[Task statement] Gather all lines in the data that hold the string "INDEPENDIENTES".

[Dataset records]
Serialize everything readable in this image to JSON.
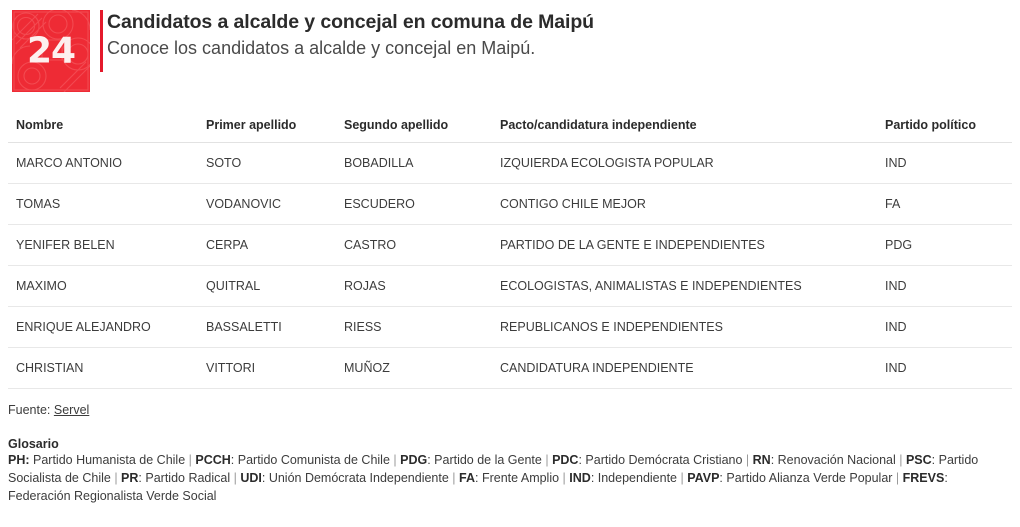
{
  "header": {
    "logo": {
      "text": "24",
      "bg_color": "#ee2b35",
      "name": "canal-24-horas-logo"
    },
    "accent_color": "#e4192b",
    "title": "Candidatos a alcalde y concejal en comuna de Maipú",
    "subtitle": "Conoce los candidatos a alcalde y concejal en Maipú."
  },
  "table": {
    "columns": [
      "Nombre",
      "Primer apellido",
      "Segundo apellido",
      "Pacto/candidatura independiente",
      "Partido político"
    ],
    "rows": [
      {
        "nombre": "MARCO ANTONIO",
        "primer_apellido": "SOTO",
        "segundo_apellido": "BOBADILLA",
        "pacto": "IZQUIERDA ECOLOGISTA POPULAR",
        "partido": "IND"
      },
      {
        "nombre": "TOMAS",
        "primer_apellido": "VODANOVIC",
        "segundo_apellido": "ESCUDERO",
        "pacto": "CONTIGO CHILE MEJOR",
        "partido": "FA"
      },
      {
        "nombre": "YENIFER BELEN",
        "primer_apellido": "CERPA",
        "segundo_apellido": "CASTRO",
        "pacto": "PARTIDO DE LA GENTE E INDEPENDIENTES",
        "partido": "PDG"
      },
      {
        "nombre": "MAXIMO",
        "primer_apellido": "QUITRAL",
        "segundo_apellido": "ROJAS",
        "pacto": "ECOLOGISTAS, ANIMALISTAS E INDEPENDIENTES",
        "partido": "IND"
      },
      {
        "nombre": "ENRIQUE ALEJANDRO",
        "primer_apellido": "BASSALETTI",
        "segundo_apellido": "RIESS",
        "pacto": "REPUBLICANOS E INDEPENDIENTES",
        "partido": "IND"
      },
      {
        "nombre": "CHRISTIAN",
        "primer_apellido": "VITTORI",
        "segundo_apellido": "MUÑOZ",
        "pacto": "CANDIDATURA INDEPENDIENTE",
        "partido": "IND"
      }
    ]
  },
  "source": {
    "label": "Fuente:",
    "link_text": "Servel"
  },
  "glossary": {
    "title": "Glosario",
    "entries": [
      {
        "abbr": "PH:",
        "desc": "Partido Humanista de Chile"
      },
      {
        "abbr": "PCCH",
        "desc": "Partido Comunista de Chile"
      },
      {
        "abbr": "PDG",
        "desc": "Partido de la Gente"
      },
      {
        "abbr": "PDC",
        "desc": "Partido Demócrata Cristiano"
      },
      {
        "abbr": "RN",
        "desc": "Renovación Nacional"
      },
      {
        "abbr": "PSC",
        "desc": "Partido Socialista de Chile"
      },
      {
        "abbr": "PR",
        "desc": "Partido Radical"
      },
      {
        "abbr": "UDI",
        "desc": "Unión Demócrata Independiente"
      },
      {
        "abbr": "FA",
        "desc": "Frente Amplio"
      },
      {
        "abbr": "IND",
        "desc": "Independiente"
      },
      {
        "abbr": "PAVP",
        "desc": "Partido Alianza Verde Popular"
      },
      {
        "abbr": "FREVS",
        "desc": "Federación Regionalista Verde Social"
      }
    ]
  }
}
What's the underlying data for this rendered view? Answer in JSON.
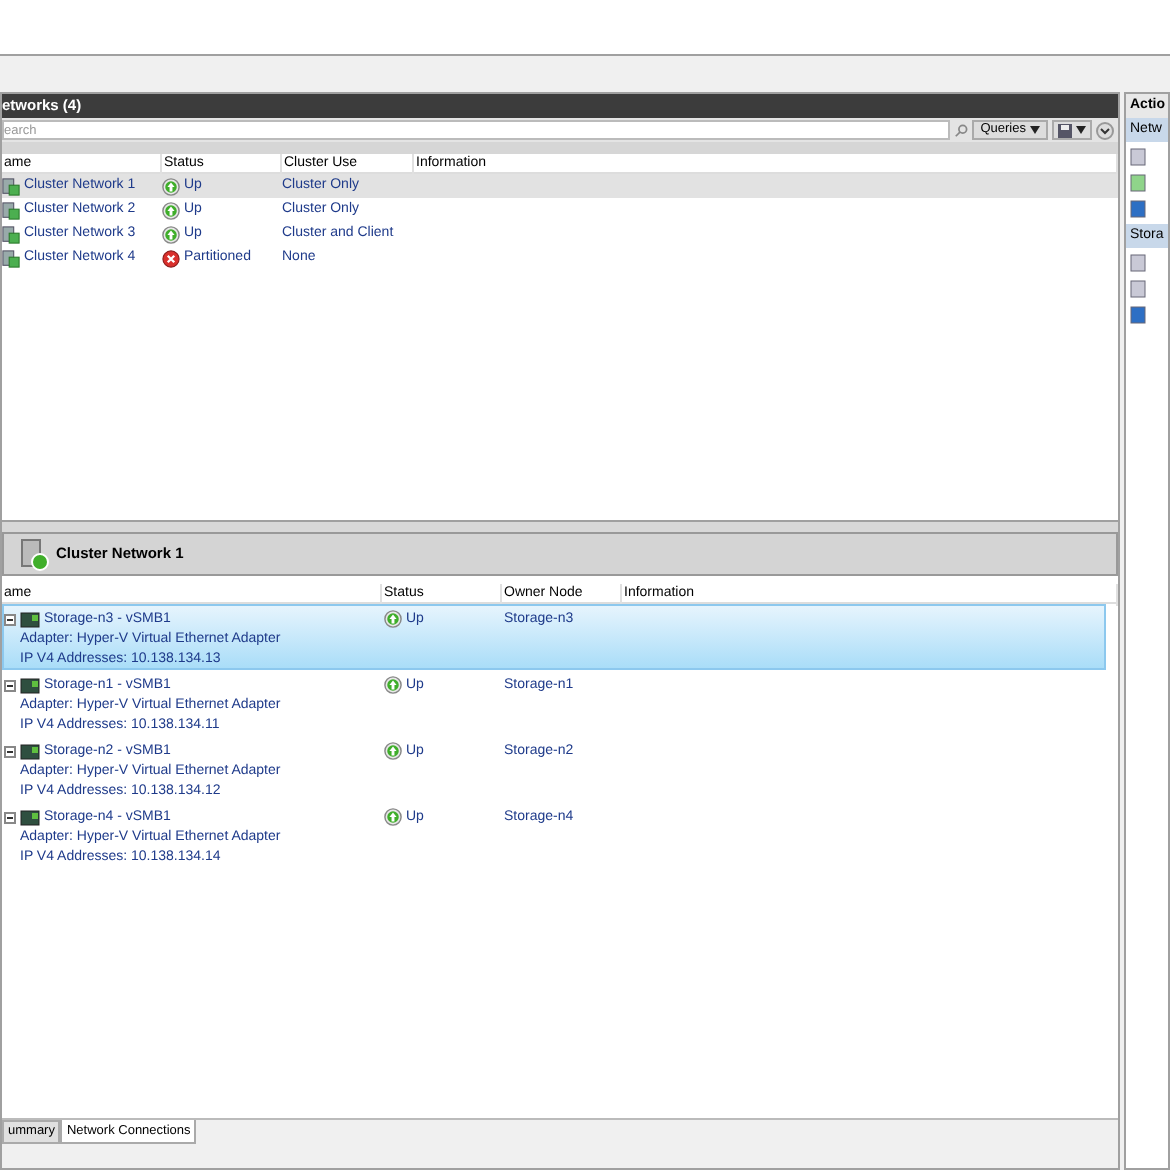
{
  "networks_panel": {
    "title": "etworks (4)",
    "search": {
      "placeholder": "earch"
    },
    "queries_button": "Queries",
    "columns": [
      "ame",
      "Status",
      "Cluster Use",
      "Information"
    ],
    "rows": [
      {
        "name": "Cluster Network 1",
        "status": "Up",
        "kind": "up",
        "cluster_use": "Cluster Only",
        "selected": true
      },
      {
        "name": "Cluster Network 2",
        "status": "Up",
        "kind": "up",
        "cluster_use": "Cluster Only",
        "selected": false
      },
      {
        "name": "Cluster Network 3",
        "status": "Up",
        "kind": "up",
        "cluster_use": "Cluster and Client",
        "selected": false
      },
      {
        "name": "Cluster Network 4",
        "status": "Partitioned",
        "kind": "error",
        "cluster_use": "None",
        "selected": false
      }
    ]
  },
  "details_panel": {
    "title": "Cluster Network 1",
    "columns": [
      "ame",
      "Status",
      "Owner Node",
      "Information"
    ],
    "rows": [
      {
        "name": "Storage-n3 - vSMB1",
        "adapter": "Adapter: Hyper-V Virtual Ethernet Adapter",
        "ip": "IP V4 Addresses: 10.138.134.13",
        "status": "Up",
        "kind": "up",
        "owner_node": "Storage-n3",
        "selected": true
      },
      {
        "name": "Storage-n1 - vSMB1",
        "adapter": "Adapter: Hyper-V Virtual Ethernet Adapter",
        "ip": "IP V4 Addresses: 10.138.134.11",
        "status": "Up",
        "kind": "up",
        "owner_node": "Storage-n1",
        "selected": false
      },
      {
        "name": "Storage-n2 - vSMB1",
        "adapter": "Adapter: Hyper-V Virtual Ethernet Adapter",
        "ip": "IP V4 Addresses: 10.138.134.12",
        "status": "Up",
        "kind": "up",
        "owner_node": "Storage-n2",
        "selected": false
      },
      {
        "name": "Storage-n4 - vSMB1",
        "adapter": "Adapter: Hyper-V Virtual Ethernet Adapter",
        "ip": "IP V4 Addresses: 10.138.134.14",
        "status": "Up",
        "kind": "up",
        "owner_node": "Storage-n4",
        "selected": false
      }
    ],
    "tabs": [
      {
        "label": "ummary",
        "selected": false
      },
      {
        "label": "Network Connections",
        "selected": true
      }
    ]
  },
  "actions_pane": {
    "title": "Actio",
    "sections": [
      {
        "title": "Netw"
      },
      {
        "title": "Stora"
      }
    ]
  }
}
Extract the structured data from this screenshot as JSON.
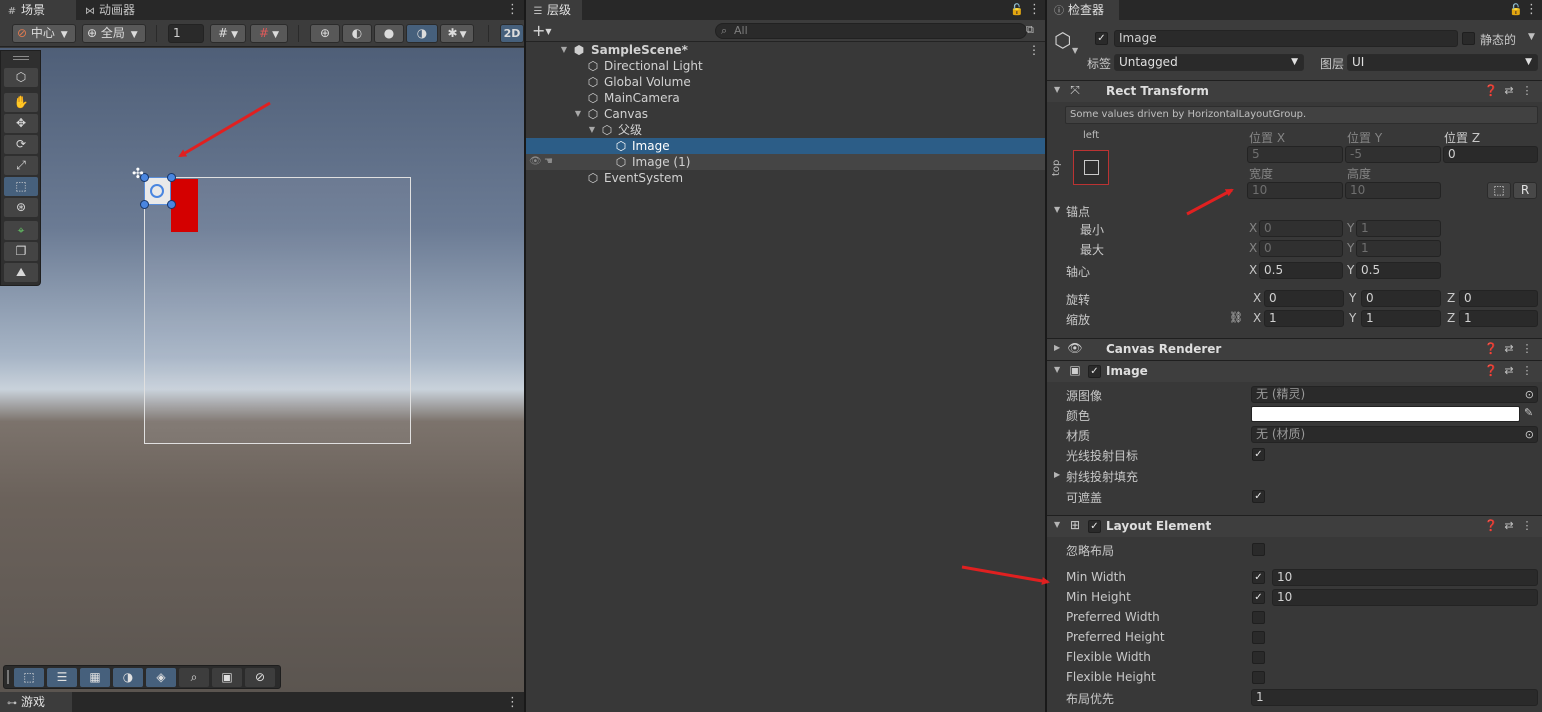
{
  "scene_panel": {
    "tab_scene": "场景",
    "tab_animator": "动画器",
    "pivot_mode": "中心",
    "space_mode": "全局",
    "grid_size": "1",
    "btn_2d": "2D"
  },
  "hierarchy": {
    "tab_label": "层级",
    "search_placeholder": "All",
    "items": [
      {
        "label": "SampleScene*"
      },
      {
        "label": "Directional Light"
      },
      {
        "label": "Global Volume"
      },
      {
        "label": "MainCamera"
      },
      {
        "label": "Canvas"
      },
      {
        "label": "父级"
      },
      {
        "label": "Image"
      },
      {
        "label": "Image (1)"
      },
      {
        "label": "EventSystem"
      }
    ]
  },
  "game_panel": {
    "tab_label": "游戏"
  },
  "inspector": {
    "tab_label": "检查器",
    "object_name": "Image",
    "static_label": "静态的",
    "tag_label": "标签",
    "tag_value": "Untagged",
    "layer_label": "图层",
    "layer_value": "UI",
    "rect_transform": {
      "title": "Rect Transform",
      "info": "Some values driven by HorizontalLayoutGroup.",
      "anchor_h": "left",
      "anchor_v": "top",
      "pos_x_label": "位置 X",
      "pos_y_label": "位置 Y",
      "pos_z_label": "位置 Z",
      "pos_x": "5",
      "pos_y": "-5",
      "pos_z": "0",
      "width_label": "宽度",
      "height_label": "高度",
      "width": "10",
      "height": "10",
      "r_button": "R",
      "anchors_label": "锚点",
      "min_label": "最小",
      "max_label": "最大",
      "anchor_min_x": "0",
      "anchor_min_y": "1",
      "anchor_max_x": "0",
      "anchor_max_y": "1",
      "pivot_label": "轴心",
      "pivot_x": "0.5",
      "pivot_y": "0.5",
      "rotation_label": "旋转",
      "rot_x": "0",
      "rot_y": "0",
      "rot_z": "0",
      "scale_label": "缩放",
      "scale_x": "1",
      "scale_y": "1",
      "scale_z": "1",
      "x": "X",
      "y": "Y",
      "z": "Z"
    },
    "canvas_renderer": {
      "title": "Canvas Renderer"
    },
    "image": {
      "title": "Image",
      "source_label": "源图像",
      "source_value": "无 (精灵)",
      "color_label": "颜色",
      "color_value": "#ffffff",
      "material_label": "材质",
      "material_value": "无 (材质)",
      "raycast_label": "光线投射目标",
      "raycast_padding_label": "射线投射填充",
      "maskable_label": "可遮盖"
    },
    "layout_element": {
      "title": "Layout Element",
      "ignore_layout_label": "忽略布局",
      "min_width_label": "Min Width",
      "min_width": "10",
      "min_height_label": "Min Height",
      "min_height": "10",
      "preferred_width_label": "Preferred Width",
      "preferred_height_label": "Preferred Height",
      "flexible_width_label": "Flexible Width",
      "flexible_height_label": "Flexible Height",
      "priority_label": "布局优先",
      "priority": "1"
    }
  },
  "colors": {
    "selection": "#2c5d87",
    "annotation_arrow": "#e02020",
    "image_red": "#d40000"
  }
}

[Solution to the problem]
        "pacto": "PARTIDO DE LA GENTE E INDEPENDIENTES",
        "pacto": "ECOLOGISTAS, ANIMALISTAS E INDEPENDIENTES",
        "pacto": "REPUBLICANOS E INDEPENDIENTES",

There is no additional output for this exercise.